*Exercise*: Find each line holding "dilakukan" and copy it out.

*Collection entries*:
--------------------------------------------------

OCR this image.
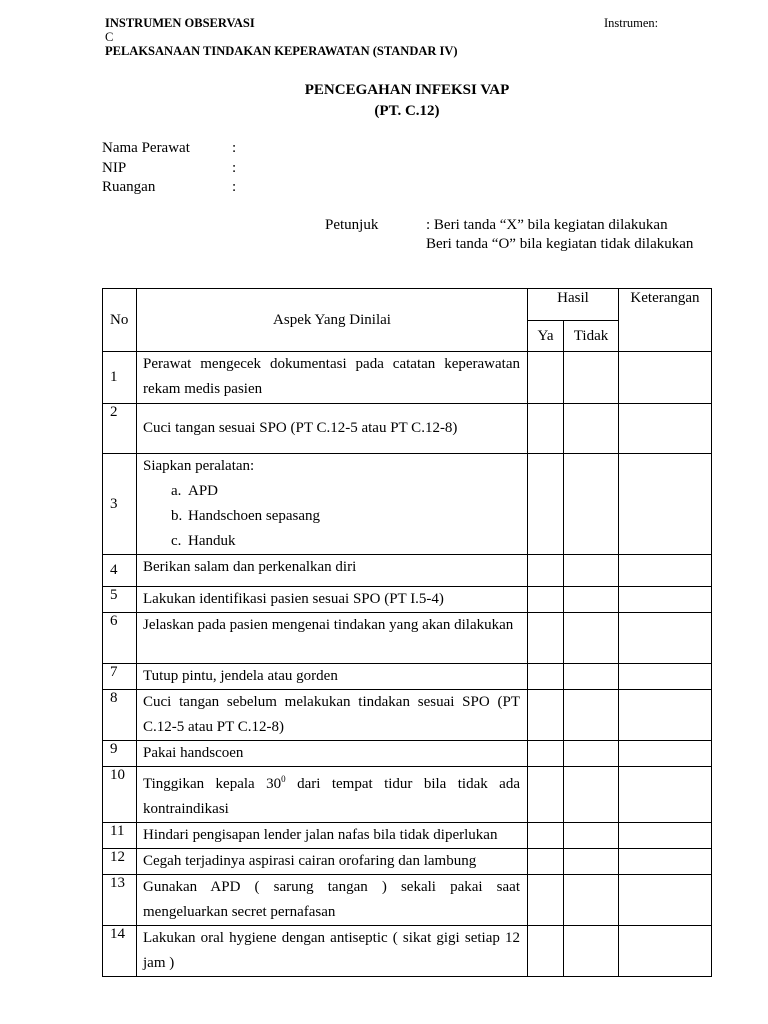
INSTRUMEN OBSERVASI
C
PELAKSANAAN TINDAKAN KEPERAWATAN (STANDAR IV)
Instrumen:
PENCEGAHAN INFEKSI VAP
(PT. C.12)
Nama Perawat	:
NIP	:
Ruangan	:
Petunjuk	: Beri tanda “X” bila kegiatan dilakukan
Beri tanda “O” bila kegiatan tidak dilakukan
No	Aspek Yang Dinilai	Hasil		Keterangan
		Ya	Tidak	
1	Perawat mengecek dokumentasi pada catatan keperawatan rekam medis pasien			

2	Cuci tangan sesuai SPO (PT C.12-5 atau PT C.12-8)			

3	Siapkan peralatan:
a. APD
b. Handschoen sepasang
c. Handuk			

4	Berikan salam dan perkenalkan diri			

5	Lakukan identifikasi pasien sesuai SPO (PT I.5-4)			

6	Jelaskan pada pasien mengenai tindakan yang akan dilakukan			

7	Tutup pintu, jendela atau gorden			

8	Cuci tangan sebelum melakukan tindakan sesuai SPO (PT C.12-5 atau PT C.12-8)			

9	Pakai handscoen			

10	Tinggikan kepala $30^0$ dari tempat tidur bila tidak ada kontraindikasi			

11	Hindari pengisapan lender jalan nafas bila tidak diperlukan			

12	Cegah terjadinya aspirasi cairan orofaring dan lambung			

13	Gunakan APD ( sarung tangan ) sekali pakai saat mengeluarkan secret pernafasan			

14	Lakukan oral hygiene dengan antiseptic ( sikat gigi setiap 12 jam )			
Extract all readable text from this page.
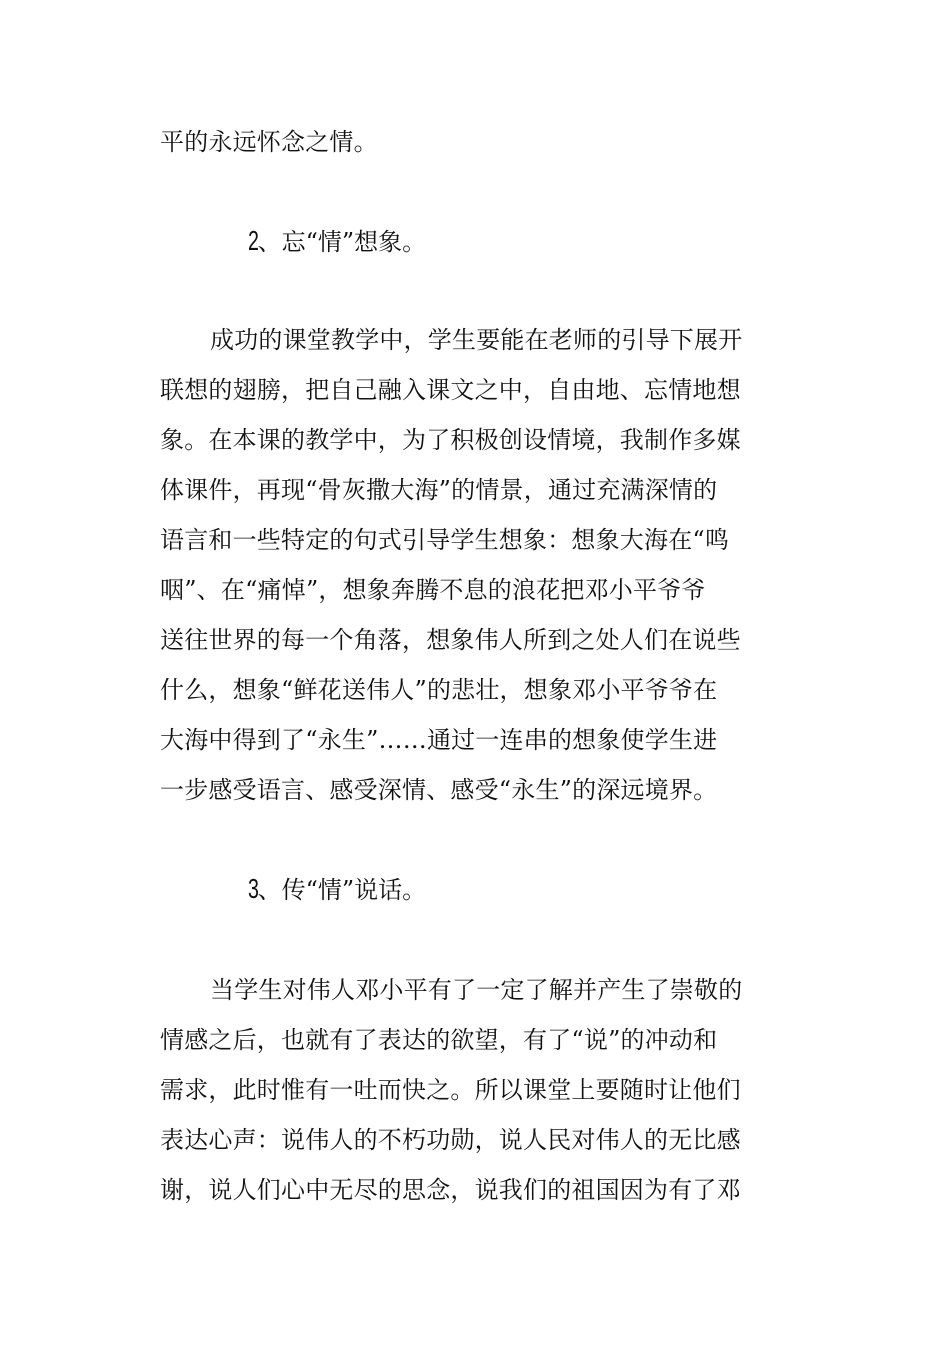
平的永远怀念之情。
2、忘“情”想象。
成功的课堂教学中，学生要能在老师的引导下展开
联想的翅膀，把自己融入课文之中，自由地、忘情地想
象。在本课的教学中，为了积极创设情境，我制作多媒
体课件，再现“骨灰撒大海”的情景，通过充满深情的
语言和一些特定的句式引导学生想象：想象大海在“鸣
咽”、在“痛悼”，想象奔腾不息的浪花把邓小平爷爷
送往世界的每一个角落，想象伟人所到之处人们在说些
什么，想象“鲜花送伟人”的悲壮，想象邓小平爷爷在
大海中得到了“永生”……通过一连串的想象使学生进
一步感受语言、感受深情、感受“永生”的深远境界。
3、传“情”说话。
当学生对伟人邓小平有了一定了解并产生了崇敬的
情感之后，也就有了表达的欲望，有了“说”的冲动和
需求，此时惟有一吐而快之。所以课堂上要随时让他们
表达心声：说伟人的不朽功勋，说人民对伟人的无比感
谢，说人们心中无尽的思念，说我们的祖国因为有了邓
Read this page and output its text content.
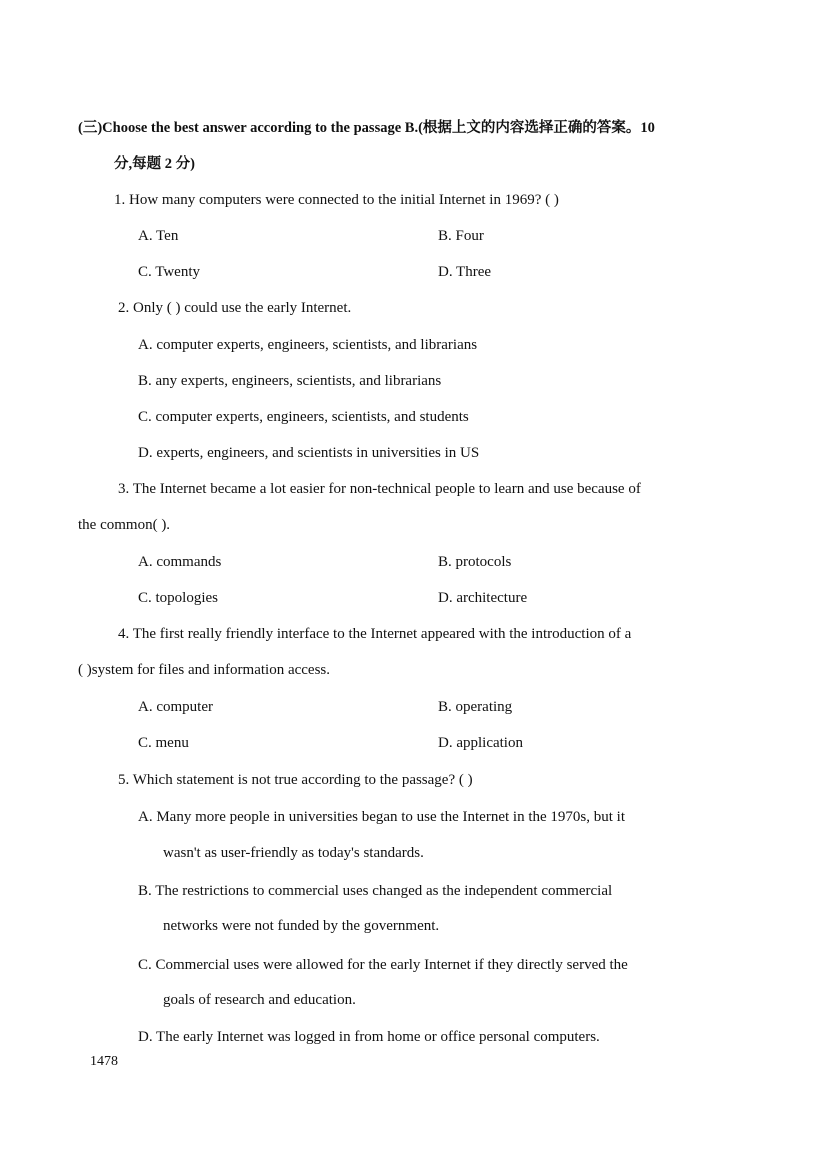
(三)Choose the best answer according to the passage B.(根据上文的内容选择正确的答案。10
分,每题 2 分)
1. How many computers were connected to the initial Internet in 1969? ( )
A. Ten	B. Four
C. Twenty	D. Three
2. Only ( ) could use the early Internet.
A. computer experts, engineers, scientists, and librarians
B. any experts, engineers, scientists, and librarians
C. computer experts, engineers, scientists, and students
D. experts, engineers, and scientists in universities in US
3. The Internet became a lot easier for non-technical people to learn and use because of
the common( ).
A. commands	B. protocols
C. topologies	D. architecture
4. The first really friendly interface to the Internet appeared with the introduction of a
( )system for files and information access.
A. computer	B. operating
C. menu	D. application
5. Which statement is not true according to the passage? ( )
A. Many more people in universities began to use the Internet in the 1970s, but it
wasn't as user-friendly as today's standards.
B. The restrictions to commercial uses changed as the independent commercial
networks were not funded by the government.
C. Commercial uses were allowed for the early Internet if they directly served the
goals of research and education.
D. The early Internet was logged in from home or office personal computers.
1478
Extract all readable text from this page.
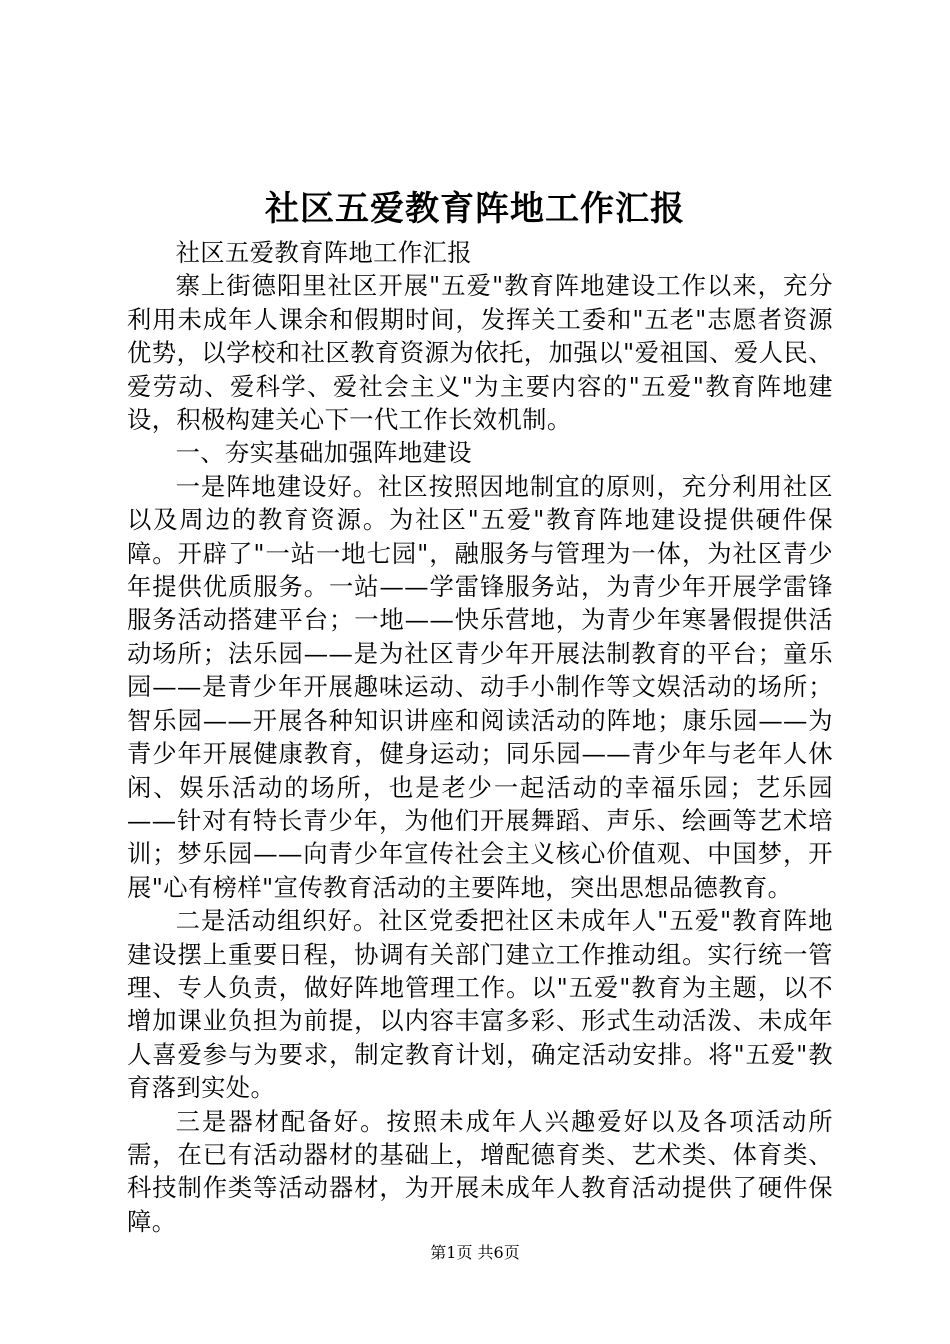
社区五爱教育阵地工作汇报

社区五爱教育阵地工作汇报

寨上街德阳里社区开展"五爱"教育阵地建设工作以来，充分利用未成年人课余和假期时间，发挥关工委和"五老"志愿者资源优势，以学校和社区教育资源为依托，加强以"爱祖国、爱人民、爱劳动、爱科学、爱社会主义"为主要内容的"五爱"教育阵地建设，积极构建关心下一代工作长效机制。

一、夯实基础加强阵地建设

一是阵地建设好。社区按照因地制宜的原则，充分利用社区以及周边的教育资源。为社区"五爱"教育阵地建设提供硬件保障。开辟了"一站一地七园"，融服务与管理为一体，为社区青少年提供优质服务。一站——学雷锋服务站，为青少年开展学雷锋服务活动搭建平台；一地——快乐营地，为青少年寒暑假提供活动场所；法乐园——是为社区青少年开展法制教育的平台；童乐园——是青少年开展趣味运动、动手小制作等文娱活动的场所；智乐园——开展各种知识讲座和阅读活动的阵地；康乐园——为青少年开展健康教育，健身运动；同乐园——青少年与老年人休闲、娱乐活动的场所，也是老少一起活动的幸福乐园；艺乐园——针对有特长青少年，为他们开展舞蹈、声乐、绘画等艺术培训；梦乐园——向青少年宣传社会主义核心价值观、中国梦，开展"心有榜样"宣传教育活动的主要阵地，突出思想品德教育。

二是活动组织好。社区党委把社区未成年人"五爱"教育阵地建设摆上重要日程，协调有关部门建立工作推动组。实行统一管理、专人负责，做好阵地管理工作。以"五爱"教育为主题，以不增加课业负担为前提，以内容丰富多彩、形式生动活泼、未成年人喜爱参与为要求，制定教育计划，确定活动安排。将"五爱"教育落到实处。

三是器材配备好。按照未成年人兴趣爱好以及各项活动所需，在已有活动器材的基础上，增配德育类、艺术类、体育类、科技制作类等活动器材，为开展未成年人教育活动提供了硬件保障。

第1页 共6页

--------------------------------------------------

*Exercise response*:
Petunjuk	: Beri tanda “X” bila kegiatan dilakukan
Beri tanda “O” bila kegiatan tidak dilakukan
6	Jelaskan pada pasien mengenai tindakan yang akan dilakukan			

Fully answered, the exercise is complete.